> PROMPT
Work through the data below and give the number of lines holding "title", nothing more.

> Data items
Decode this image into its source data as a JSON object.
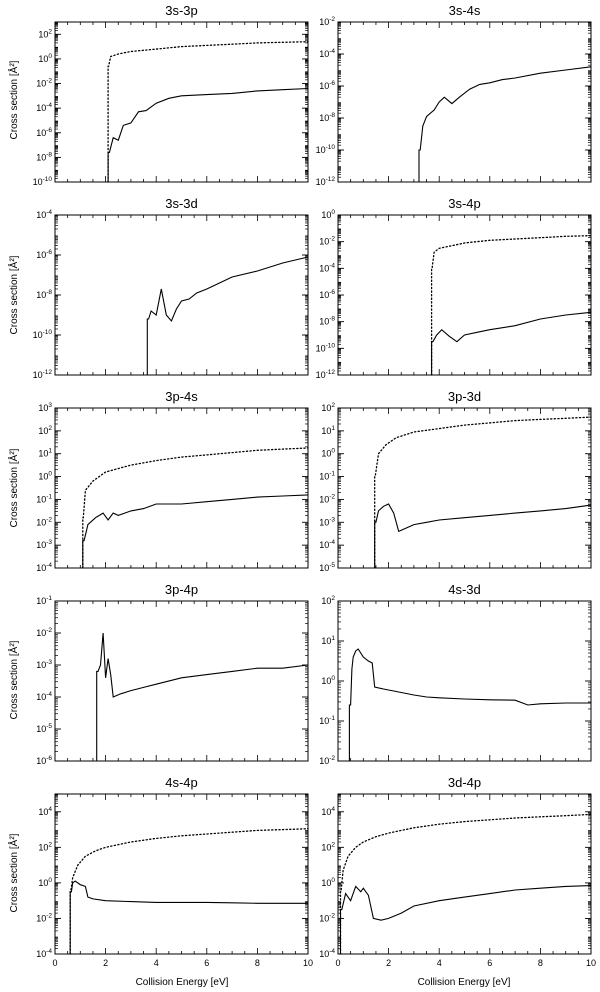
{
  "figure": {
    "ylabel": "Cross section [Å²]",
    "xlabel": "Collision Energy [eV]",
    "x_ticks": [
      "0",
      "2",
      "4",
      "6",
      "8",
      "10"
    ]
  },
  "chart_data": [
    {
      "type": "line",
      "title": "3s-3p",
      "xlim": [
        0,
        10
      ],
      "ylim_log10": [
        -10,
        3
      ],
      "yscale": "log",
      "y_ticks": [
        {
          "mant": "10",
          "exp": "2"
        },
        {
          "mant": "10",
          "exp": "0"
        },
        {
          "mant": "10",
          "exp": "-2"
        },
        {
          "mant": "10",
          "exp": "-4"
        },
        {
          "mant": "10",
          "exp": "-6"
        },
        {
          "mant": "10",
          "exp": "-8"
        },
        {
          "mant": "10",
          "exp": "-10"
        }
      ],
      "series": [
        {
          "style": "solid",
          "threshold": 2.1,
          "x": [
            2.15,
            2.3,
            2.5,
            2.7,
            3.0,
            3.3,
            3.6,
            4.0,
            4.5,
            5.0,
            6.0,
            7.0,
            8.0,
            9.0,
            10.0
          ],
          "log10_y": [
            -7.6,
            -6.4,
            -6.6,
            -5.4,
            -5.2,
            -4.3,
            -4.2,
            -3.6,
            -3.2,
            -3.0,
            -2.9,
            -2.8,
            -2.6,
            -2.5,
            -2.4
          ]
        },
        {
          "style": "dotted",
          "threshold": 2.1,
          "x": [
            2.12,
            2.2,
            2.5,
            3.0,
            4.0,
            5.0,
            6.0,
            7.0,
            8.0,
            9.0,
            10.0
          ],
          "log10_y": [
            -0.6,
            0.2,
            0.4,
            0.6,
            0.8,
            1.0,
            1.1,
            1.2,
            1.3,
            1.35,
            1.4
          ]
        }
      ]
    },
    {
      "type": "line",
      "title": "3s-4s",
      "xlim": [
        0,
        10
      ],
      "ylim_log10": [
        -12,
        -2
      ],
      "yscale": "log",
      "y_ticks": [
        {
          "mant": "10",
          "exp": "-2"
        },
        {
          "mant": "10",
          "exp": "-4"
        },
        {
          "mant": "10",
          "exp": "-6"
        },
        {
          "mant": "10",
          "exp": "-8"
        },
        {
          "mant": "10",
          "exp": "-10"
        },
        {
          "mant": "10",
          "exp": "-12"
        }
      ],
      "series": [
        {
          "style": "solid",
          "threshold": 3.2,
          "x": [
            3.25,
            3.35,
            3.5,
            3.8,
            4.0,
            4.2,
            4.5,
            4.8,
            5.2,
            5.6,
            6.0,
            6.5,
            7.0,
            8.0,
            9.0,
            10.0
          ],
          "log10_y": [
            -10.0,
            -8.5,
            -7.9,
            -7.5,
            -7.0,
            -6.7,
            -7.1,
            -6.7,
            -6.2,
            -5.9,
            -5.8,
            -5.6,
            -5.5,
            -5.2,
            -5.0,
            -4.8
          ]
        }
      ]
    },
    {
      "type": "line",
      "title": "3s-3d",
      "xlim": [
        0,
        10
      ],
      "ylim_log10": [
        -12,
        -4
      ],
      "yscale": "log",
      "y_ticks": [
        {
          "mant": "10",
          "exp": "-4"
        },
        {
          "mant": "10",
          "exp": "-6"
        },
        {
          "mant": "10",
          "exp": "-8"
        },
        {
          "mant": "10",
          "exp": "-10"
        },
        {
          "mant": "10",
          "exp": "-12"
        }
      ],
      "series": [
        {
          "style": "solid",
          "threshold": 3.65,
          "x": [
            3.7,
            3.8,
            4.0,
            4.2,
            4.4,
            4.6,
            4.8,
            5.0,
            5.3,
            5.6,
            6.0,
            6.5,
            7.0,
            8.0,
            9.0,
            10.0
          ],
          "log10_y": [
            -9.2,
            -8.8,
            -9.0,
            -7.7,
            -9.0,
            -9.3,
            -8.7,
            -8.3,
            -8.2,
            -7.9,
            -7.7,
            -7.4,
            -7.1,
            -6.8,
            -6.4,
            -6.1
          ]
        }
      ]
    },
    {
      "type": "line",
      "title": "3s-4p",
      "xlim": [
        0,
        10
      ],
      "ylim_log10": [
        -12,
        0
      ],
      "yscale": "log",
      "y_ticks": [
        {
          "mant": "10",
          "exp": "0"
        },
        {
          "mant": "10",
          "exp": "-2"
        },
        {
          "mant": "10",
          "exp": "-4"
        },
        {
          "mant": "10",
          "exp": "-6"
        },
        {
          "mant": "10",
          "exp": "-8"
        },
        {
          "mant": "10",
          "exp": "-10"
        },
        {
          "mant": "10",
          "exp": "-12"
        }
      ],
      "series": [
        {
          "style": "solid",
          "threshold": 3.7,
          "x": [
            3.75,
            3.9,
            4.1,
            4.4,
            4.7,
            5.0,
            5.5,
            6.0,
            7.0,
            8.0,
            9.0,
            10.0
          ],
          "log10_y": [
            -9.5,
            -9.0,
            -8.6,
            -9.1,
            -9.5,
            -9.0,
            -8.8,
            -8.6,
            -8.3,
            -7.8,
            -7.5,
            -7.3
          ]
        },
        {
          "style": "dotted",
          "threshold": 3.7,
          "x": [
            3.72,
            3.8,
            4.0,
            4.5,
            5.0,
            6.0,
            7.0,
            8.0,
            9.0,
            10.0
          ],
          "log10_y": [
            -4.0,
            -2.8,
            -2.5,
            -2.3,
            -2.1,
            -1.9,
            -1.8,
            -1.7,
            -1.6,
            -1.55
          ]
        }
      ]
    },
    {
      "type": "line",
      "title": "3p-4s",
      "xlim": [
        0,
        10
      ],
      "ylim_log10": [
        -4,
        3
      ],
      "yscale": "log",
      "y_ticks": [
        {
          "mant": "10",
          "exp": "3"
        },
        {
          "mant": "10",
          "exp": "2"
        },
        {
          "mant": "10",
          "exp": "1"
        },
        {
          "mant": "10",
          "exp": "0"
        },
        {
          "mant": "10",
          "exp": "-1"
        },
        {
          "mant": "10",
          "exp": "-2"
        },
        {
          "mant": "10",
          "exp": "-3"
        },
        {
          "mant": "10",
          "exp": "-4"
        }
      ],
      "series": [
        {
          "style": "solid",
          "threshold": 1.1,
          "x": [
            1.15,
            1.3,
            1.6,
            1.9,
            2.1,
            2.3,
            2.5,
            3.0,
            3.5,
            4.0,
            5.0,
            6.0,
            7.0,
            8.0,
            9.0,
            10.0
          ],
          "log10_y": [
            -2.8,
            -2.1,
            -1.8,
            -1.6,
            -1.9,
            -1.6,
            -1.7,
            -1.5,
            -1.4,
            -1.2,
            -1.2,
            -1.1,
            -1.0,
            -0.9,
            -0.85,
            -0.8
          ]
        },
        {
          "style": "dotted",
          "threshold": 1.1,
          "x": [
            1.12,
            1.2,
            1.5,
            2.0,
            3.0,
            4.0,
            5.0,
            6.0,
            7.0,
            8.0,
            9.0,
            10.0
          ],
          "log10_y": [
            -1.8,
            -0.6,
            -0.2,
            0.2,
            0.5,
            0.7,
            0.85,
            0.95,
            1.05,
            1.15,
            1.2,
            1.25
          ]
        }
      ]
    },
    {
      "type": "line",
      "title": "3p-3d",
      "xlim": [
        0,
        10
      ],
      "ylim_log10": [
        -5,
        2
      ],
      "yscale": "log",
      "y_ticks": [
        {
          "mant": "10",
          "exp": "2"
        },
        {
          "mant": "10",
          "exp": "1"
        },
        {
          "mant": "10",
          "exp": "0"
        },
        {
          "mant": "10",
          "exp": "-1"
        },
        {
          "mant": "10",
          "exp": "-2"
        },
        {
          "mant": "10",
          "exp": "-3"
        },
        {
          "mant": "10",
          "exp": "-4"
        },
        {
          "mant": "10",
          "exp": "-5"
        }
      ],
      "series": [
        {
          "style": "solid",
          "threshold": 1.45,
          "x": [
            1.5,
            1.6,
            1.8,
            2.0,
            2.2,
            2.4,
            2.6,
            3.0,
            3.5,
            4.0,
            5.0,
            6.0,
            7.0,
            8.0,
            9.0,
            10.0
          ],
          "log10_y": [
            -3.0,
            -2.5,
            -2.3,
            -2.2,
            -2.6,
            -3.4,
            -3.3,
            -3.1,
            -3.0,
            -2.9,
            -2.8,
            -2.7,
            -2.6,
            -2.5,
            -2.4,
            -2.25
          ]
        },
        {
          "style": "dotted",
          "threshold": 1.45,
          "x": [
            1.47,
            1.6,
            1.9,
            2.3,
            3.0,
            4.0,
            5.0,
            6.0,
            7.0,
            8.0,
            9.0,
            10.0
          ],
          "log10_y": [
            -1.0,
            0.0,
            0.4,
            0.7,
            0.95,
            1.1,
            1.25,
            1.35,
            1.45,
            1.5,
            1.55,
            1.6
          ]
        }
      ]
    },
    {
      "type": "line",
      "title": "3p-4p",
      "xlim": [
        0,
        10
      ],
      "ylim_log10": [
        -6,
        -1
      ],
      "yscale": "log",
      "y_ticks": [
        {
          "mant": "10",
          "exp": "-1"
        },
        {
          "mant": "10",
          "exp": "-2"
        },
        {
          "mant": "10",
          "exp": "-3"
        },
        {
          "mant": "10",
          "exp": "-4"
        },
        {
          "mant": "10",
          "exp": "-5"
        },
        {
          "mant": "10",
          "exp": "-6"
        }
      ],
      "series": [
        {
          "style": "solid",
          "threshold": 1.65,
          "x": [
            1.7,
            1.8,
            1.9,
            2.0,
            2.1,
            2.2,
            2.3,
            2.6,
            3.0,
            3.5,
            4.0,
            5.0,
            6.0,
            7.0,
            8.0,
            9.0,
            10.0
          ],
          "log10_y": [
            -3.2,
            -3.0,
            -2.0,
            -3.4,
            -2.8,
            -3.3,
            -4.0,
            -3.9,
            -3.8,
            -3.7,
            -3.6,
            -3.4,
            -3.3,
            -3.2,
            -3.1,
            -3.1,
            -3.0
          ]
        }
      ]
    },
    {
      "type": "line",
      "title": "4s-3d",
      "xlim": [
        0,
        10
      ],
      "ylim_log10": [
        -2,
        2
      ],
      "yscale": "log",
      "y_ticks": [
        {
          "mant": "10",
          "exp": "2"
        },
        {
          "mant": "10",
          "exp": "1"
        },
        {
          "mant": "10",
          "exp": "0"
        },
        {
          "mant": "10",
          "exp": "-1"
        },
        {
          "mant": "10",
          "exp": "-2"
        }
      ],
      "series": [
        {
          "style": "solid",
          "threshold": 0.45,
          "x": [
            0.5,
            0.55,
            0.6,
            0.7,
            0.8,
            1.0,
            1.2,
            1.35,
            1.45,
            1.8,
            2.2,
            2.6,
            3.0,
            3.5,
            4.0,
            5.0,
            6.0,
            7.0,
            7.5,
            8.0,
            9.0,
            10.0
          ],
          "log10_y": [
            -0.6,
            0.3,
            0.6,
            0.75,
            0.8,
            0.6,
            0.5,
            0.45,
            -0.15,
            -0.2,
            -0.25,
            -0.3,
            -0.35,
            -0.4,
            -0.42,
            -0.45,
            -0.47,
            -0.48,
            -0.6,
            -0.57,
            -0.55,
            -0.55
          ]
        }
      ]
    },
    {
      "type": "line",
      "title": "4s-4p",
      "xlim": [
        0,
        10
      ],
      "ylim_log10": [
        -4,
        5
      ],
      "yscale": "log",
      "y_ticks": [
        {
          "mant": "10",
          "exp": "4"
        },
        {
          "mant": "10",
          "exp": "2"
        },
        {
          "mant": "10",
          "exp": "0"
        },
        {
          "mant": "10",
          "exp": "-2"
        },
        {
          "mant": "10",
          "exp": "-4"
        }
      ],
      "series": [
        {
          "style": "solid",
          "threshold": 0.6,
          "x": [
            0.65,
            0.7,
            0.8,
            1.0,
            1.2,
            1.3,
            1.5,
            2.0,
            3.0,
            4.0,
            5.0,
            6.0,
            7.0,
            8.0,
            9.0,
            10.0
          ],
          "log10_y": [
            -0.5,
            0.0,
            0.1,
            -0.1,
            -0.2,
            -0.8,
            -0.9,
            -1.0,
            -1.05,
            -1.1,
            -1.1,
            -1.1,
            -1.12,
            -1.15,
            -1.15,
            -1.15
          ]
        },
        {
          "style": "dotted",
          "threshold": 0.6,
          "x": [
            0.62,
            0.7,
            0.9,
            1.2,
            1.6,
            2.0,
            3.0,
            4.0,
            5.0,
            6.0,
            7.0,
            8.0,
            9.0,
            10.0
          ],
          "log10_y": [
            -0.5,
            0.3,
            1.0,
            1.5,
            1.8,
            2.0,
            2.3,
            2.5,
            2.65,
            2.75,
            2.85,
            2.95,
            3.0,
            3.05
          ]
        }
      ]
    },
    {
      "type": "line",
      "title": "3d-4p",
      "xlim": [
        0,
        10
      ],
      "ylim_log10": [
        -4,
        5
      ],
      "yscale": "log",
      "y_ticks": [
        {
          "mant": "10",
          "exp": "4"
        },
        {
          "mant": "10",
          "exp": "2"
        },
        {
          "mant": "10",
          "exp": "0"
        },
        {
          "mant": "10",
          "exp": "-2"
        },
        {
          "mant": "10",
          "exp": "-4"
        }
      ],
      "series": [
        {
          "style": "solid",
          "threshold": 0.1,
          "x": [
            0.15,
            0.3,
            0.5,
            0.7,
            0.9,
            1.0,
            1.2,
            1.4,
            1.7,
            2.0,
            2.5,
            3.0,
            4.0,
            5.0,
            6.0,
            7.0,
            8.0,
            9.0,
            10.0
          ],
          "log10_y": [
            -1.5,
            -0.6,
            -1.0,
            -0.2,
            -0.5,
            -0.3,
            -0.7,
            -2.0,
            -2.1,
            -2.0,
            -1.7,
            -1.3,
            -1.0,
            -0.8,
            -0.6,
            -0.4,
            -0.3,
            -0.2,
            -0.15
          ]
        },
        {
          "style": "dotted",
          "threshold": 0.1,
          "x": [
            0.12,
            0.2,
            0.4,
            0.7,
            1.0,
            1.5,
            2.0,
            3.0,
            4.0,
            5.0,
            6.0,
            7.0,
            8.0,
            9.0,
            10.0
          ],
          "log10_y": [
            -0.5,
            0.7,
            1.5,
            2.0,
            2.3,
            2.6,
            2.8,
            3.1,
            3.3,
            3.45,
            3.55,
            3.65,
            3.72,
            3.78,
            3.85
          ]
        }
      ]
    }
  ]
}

> OUTPUT FOR THIS TASK
10